• **WHAT TO DO**
Find and copy lines holding "data".

──────────────────────────────

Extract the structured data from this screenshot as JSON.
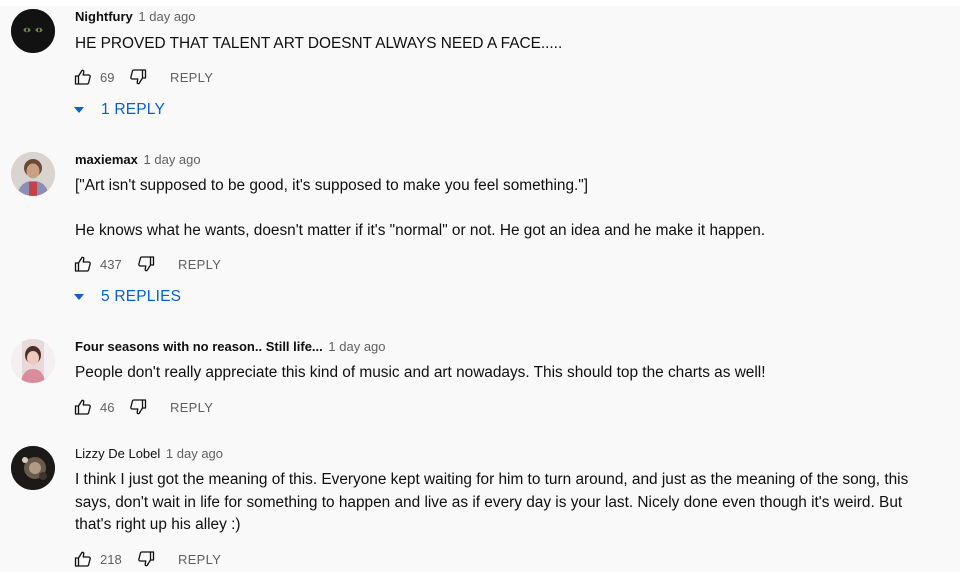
{
  "comments": [
    {
      "author": "Nightfury",
      "time": "1 day ago",
      "paragraphs": [
        "HE PROVED THAT TALENT ART DOESNT ALWAYS NEED A FACE....."
      ],
      "likes": "69",
      "reply_label": "REPLY",
      "replies_toggle": "1 REPLY",
      "avatar_icon": "dark-cat-eyes-avatar"
    },
    {
      "author": "maxiemax",
      "time": "1 day ago",
      "paragraphs": [
        "[\"Art isn't supposed to be good, it's supposed to make you feel something.\"]",
        "He knows what he wants, doesn't matter if it's \"normal\" or not. He got an idea and he make it happen."
      ],
      "likes": "437",
      "reply_label": "REPLY",
      "replies_toggle": "5 REPLIES",
      "avatar_icon": "person-photo-avatar"
    },
    {
      "author": "Four seasons with no reason.. Still life...",
      "time": "1 day ago",
      "paragraphs": [
        "People don't really appreciate this kind of music and art nowadays.  This should top the charts as well!"
      ],
      "likes": "46",
      "reply_label": "REPLY",
      "avatar_icon": "person-photo-avatar"
    },
    {
      "author": "Lizzy De Lobel",
      "time": "1 day ago",
      "paragraphs": [
        "I think I just got the meaning of this. Everyone kept waiting for him to turn around, and just as the meaning of the song, this says, don't wait in life for something to happen and live as if every day is your last. Nicely done even though it's weird. But that's right up his alley :)"
      ],
      "likes": "218",
      "reply_label": "REPLY",
      "avatar_icon": "dark-photo-avatar"
    }
  ],
  "colors": {
    "background": "#f9f9f9",
    "link_blue": "#065fd4",
    "secondary_text": "#606060"
  }
}
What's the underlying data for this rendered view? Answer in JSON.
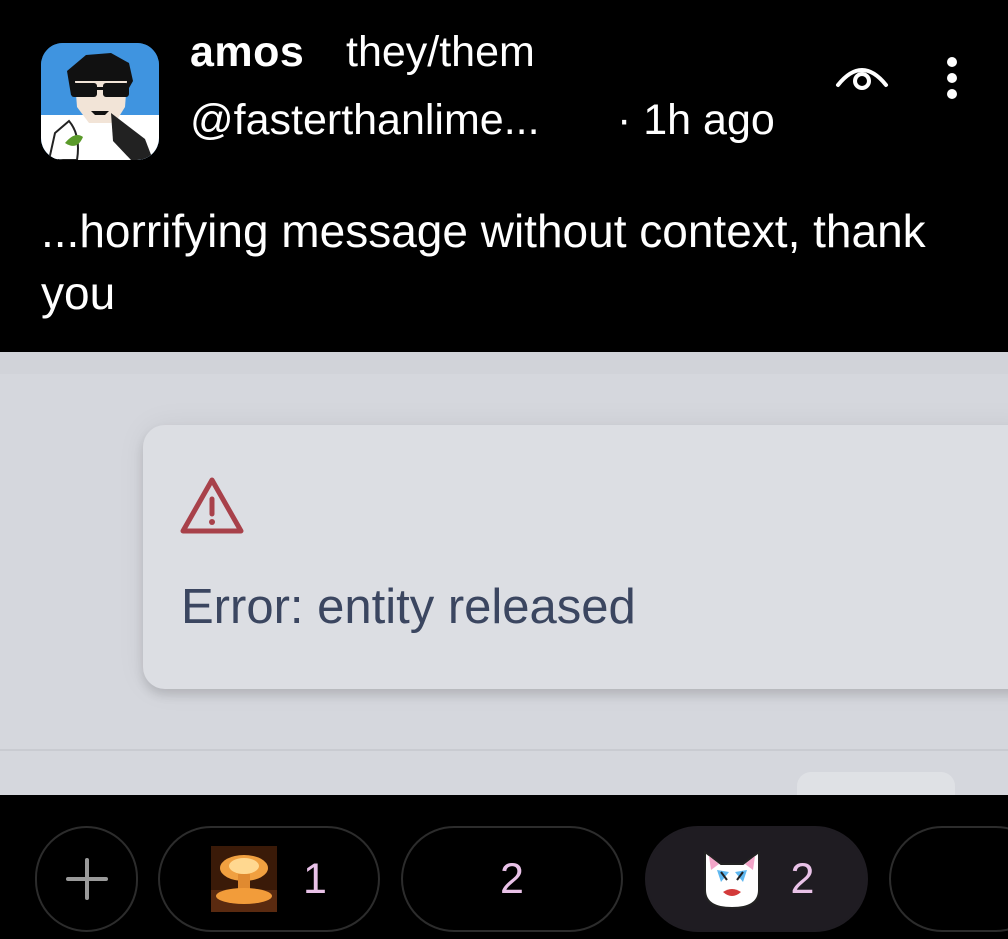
{
  "author": {
    "name": "amos",
    "pronouns": "they/them",
    "handle": "@fasterthanlime...",
    "time": "· 1h ago"
  },
  "post": {
    "text": "...horrifying message without context, thank you"
  },
  "attachment": {
    "error_text": "Error: entity released",
    "icon": "warning-triangle-icon",
    "icon_color": "#a8414a"
  },
  "icons": {
    "visibility": "eye-icon",
    "more": "more-vertical-icon"
  },
  "reactions": {
    "add_label": "+",
    "items": [
      {
        "emoji": "explosion",
        "count": "1"
      },
      {
        "emoji": "",
        "count": "2"
      },
      {
        "emoji": "crying-cat",
        "count": "2",
        "selected": true
      }
    ]
  },
  "colors": {
    "background": "#000000",
    "text": "#ffffff",
    "reaction_count": "#e9c2e8",
    "error_text": "#3b4660"
  }
}
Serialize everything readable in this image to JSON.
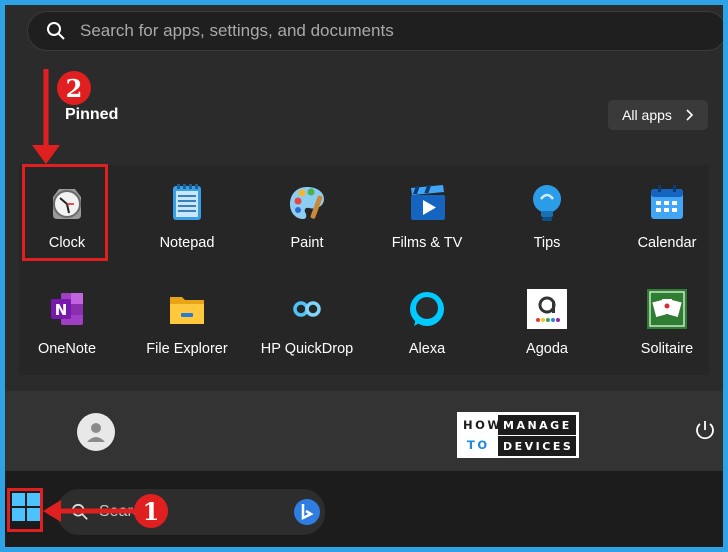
{
  "search": {
    "placeholder": "Search for apps, settings, and documents"
  },
  "pinned": {
    "title": "Pinned",
    "all_apps_label": "All apps",
    "apps": [
      {
        "label": "Clock",
        "icon": "clock-icon"
      },
      {
        "label": "Notepad",
        "icon": "notepad-icon"
      },
      {
        "label": "Paint",
        "icon": "paint-palette-icon"
      },
      {
        "label": "Films & TV",
        "icon": "film-icon"
      },
      {
        "label": "Tips",
        "icon": "lightbulb-icon"
      },
      {
        "label": "Calendar",
        "icon": "calendar-icon"
      },
      {
        "label": "OneNote",
        "icon": "onenote-icon"
      },
      {
        "label": "File Explorer",
        "icon": "folder-icon"
      },
      {
        "label": "HP QuickDrop",
        "icon": "quickdrop-icon"
      },
      {
        "label": "Alexa",
        "icon": "alexa-icon"
      },
      {
        "label": "Agoda",
        "icon": "agoda-icon"
      },
      {
        "label": "Solitaire",
        "icon": "cards-icon"
      }
    ]
  },
  "logo": {
    "line1": "HOW",
    "line2": "TO",
    "word1": "MANAGE",
    "word2": "DEVICES"
  },
  "taskbar": {
    "search_label": "Search"
  },
  "annotations": {
    "step1": "1",
    "step2": "2",
    "highlight_color": "#e02020"
  },
  "colors": {
    "frame_border": "#2da3e6",
    "accent": "#0078d4"
  }
}
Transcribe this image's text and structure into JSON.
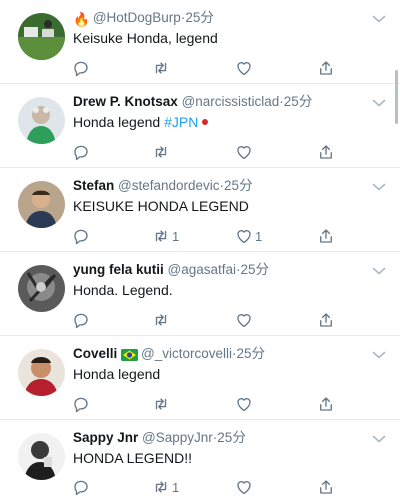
{
  "tweets": [
    {
      "emoji": "🔥",
      "name": "",
      "handle": "@HotDogBurp",
      "time": "25分",
      "text": "Keisuke Honda, legend",
      "retweets": "",
      "likes": ""
    },
    {
      "emoji": "",
      "name": "Drew P. Knotsax",
      "handle": "@narcissisticlad",
      "time": "25分",
      "text": "Honda legend ",
      "hashtag": "#JPN",
      "retweets": "",
      "likes": ""
    },
    {
      "emoji": "",
      "name": "Stefan",
      "handle": "@stefandordevic",
      "time": "25分",
      "text": "KEISUKE HONDA LEGEND",
      "retweets": "1",
      "likes": "1"
    },
    {
      "emoji": "",
      "name": "yung fela kutii",
      "handle": "@agasatfai",
      "time": "25分",
      "text": "Honda. Legend.",
      "retweets": "",
      "likes": ""
    },
    {
      "emoji": "",
      "name": "Covelli",
      "handle": "@_victorcovelli",
      "time": "25分",
      "text": "Honda legend",
      "retweets": "",
      "likes": ""
    },
    {
      "emoji": "",
      "name": "Sappy Jnr",
      "handle": "@SappyJnr",
      "time": "25分",
      "text": "HONDA LEGEND!!",
      "retweets": "1",
      "likes": ""
    }
  ],
  "separator": "·",
  "colors": {
    "accent": "#1da1f2",
    "secondary_text": "#657786",
    "divider": "#e6ecf0",
    "icon": "#657786"
  }
}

──────────────────────────────

• **TASK RESPONSE**
Extract the structured data from this screenshot as JSON.
What's the underlying data for this rendered view? Answer in JSON.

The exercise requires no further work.